PROVIDED DATA:
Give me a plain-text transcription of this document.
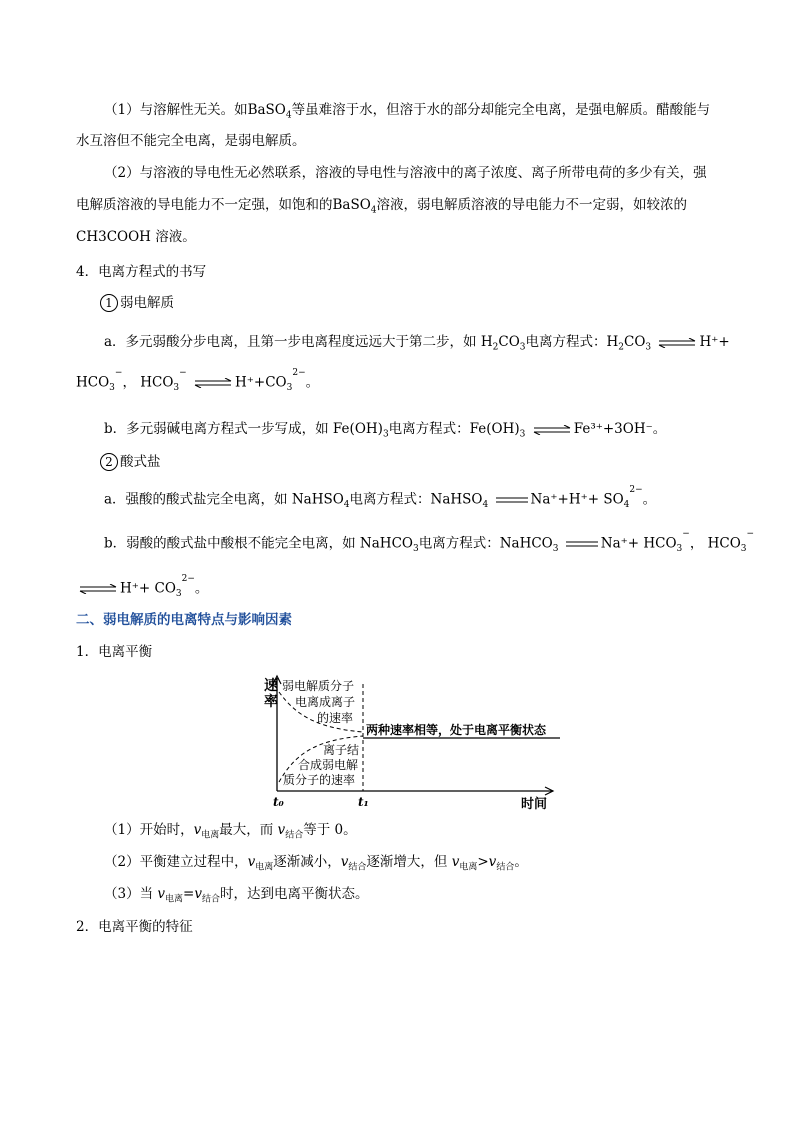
（1）与溶解性无关。如BaSO$_4$等虽难溶于水，但溶于水的部分却能完全电离，是强电解质。醋酸能与
水互溶但不能完全电离，是弱电解质。
（2）与溶液的导电性无必然联系，溶液的导电性与溶液中的离子浓度、离子所带电荷的多少有关，强
电解质溶液的导电能力不一定强，如饱和的BaSO$_4$溶液，弱电解质溶液的导电能力不一定弱，如较浓的
CH3COOH 溶液。
4．电离方程式的书写
1 弱电解质
a．多元弱酸分步电离，且第一步电离程度远远大于第二步，如 $H_2CO_3$电离方程式：$H_2CO_3$ ⇌ H⁺+
$HCO_3^-$， $HCO_3^-$ ⇌ $H^++CO_3^{2-}$。
b．多元弱碱电离方程式一步写成，如 $Fe(OH)_3$电离方程式：$Fe(OH)_3$ ⇌ Fe³⁺+3OH⁻。
2 酸式盐
a．强酸的酸式盐完全电离，如 NaHSO$_4$电离方程式：NaHSO$_4$	$Na^++H^++ SO_4^{2-}$。
b．弱酸的酸式盐中酸根不能完全电离，如 NaHCO$_3$电离方程式：NaHCO$_3$	$Na^++ HCO_3^-$， $HCO_3^-$
⇌ $H^++ CO_3^{2-}$。
二、弱电解质的电离特点与影响因素
1．电离平衡
速
率
弱电解质分子
电离成离子
的速率
离子结
合成弱电解
质分子的速率
两种速率相等，处于电离平衡状态
t₀	t₁	时间
（1）开始时，$v_{电离}$最大，而 $v_{结合}$等于 0。
（2）平衡建立过程中，$v_{电离}$逐渐减小，$v_{结合}$逐渐增大，但 $v_{电离}>v_{结合}$。
（3）当 $v_{电离}=v_{结合}$时，达到电离平衡状态。
2．电离平衡的特征
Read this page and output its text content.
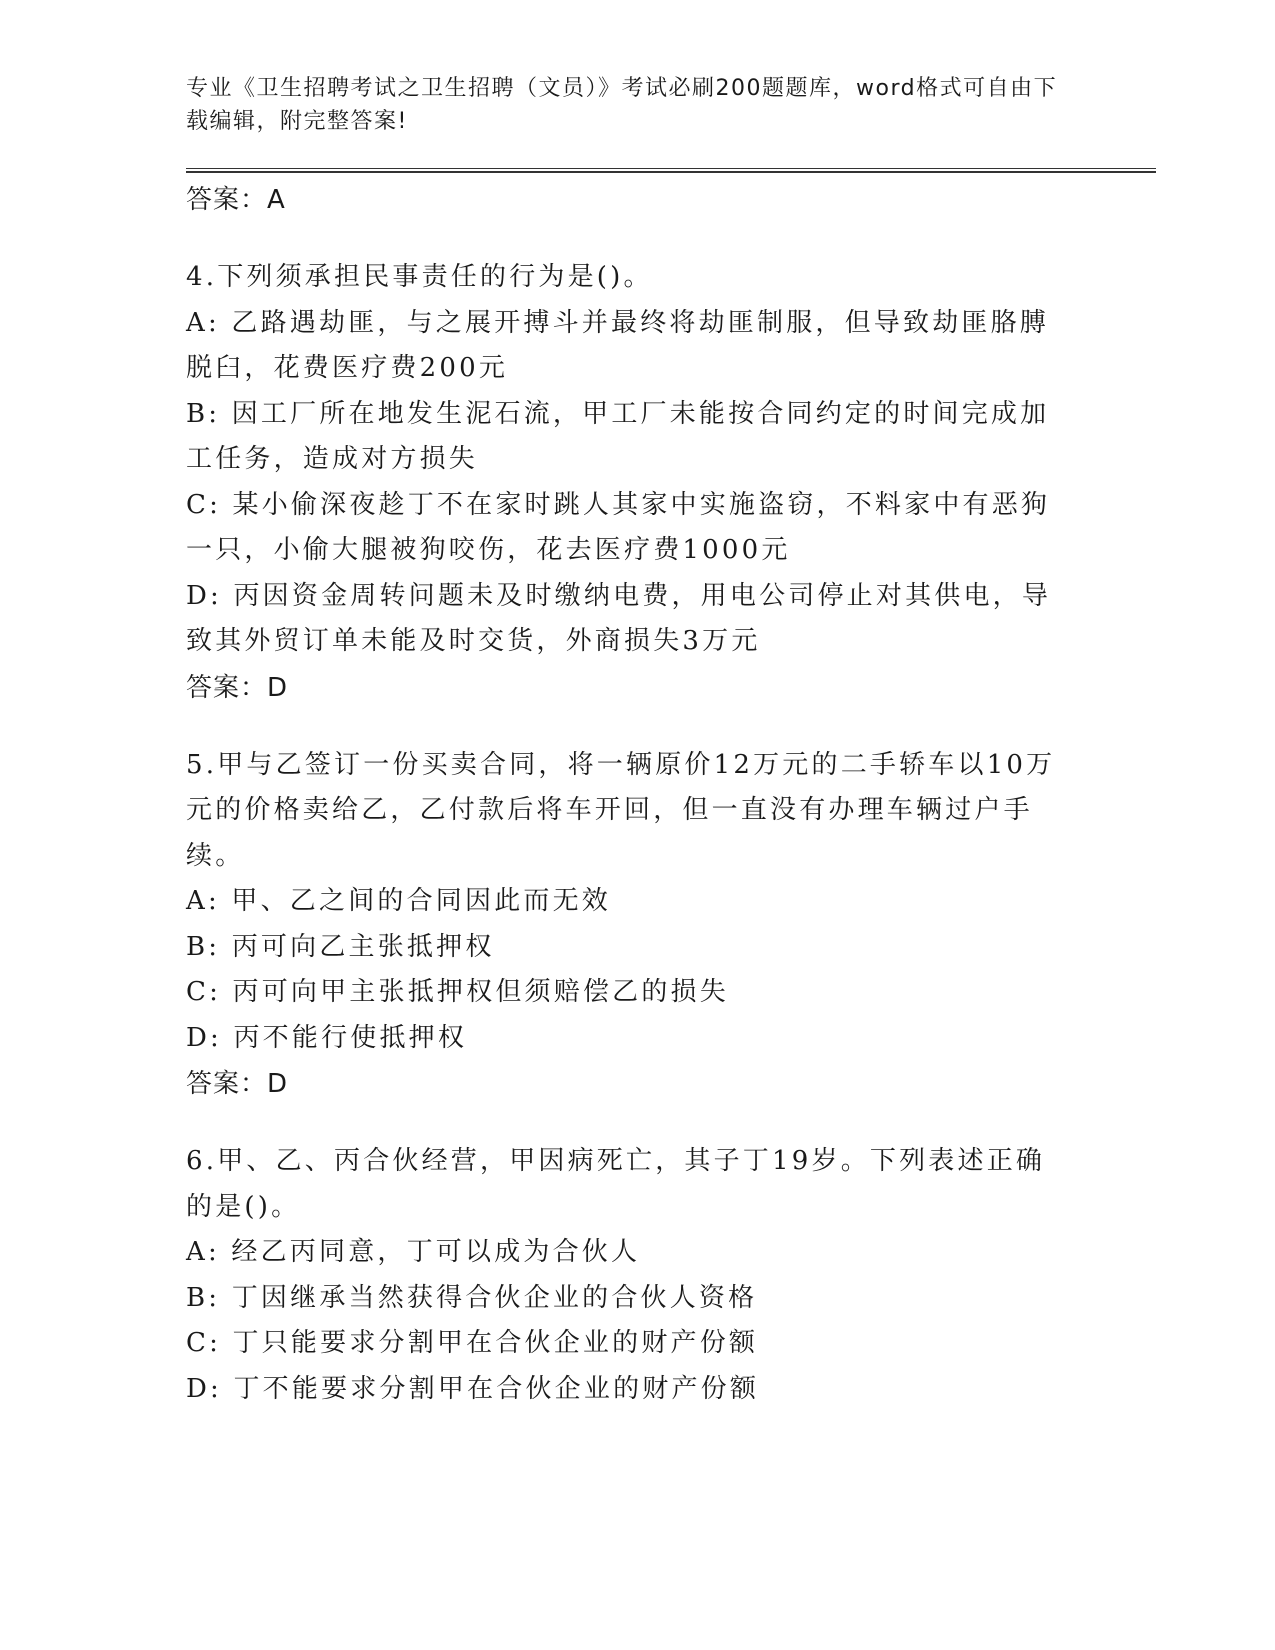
专业《卫生招聘考试之卫生招聘（文员）》考试必刷200题题库，word格式可自由下载编辑，附完整答案!

答案：A

4.下列须承担民事责任的行为是()。

A: 乙路遇劫匪，与之展开搏斗并最终将劫匪制服，但导致劫匪胳膊脱臼，花费医疗费200元

B: 因工厂所在地发生泥石流，甲工厂未能按合同约定的时间完成加工任务，造成对方损失

C: 某小偷深夜趁丁不在家时跳人其家中实施盗窃，不料家中有恶狗一只，小偷大腿被狗咬伤，花去医疗费1000元

D: 丙因资金周转问题未及时缴纳电费，用电公司停止对其供电，导致其外贸订单未能及时交货，外商损失3万元

答案：D

5.甲与乙签订一份买卖合同，将一辆原价12万元的二手轿车以10万元的价格卖给乙，乙付款后将车开回，但一直没有办理车辆过户手续。

A: 甲、乙之间的合同因此而无效

B: 丙可向乙主张抵押权

C: 丙可向甲主张抵押权但须赔偿乙的损失

D: 丙不能行使抵押权

答案：D

6.甲、乙、丙合伙经营，甲因病死亡，其子丁19岁。下列表述正确的是()。

A: 经乙丙同意，丁可以成为合伙人

B: 丁因继承当然获得合伙企业的合伙人资格

C: 丁只能要求分割甲在合伙企业的财产份额

D: 丁不能要求分割甲在合伙企业的财产份额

PROBLEM DESCRIPTION: From the listing above, pick out every line containing "text".

THE RESPONSE:
Give me a plain-text transcription of this document.
Read this page and output its text content.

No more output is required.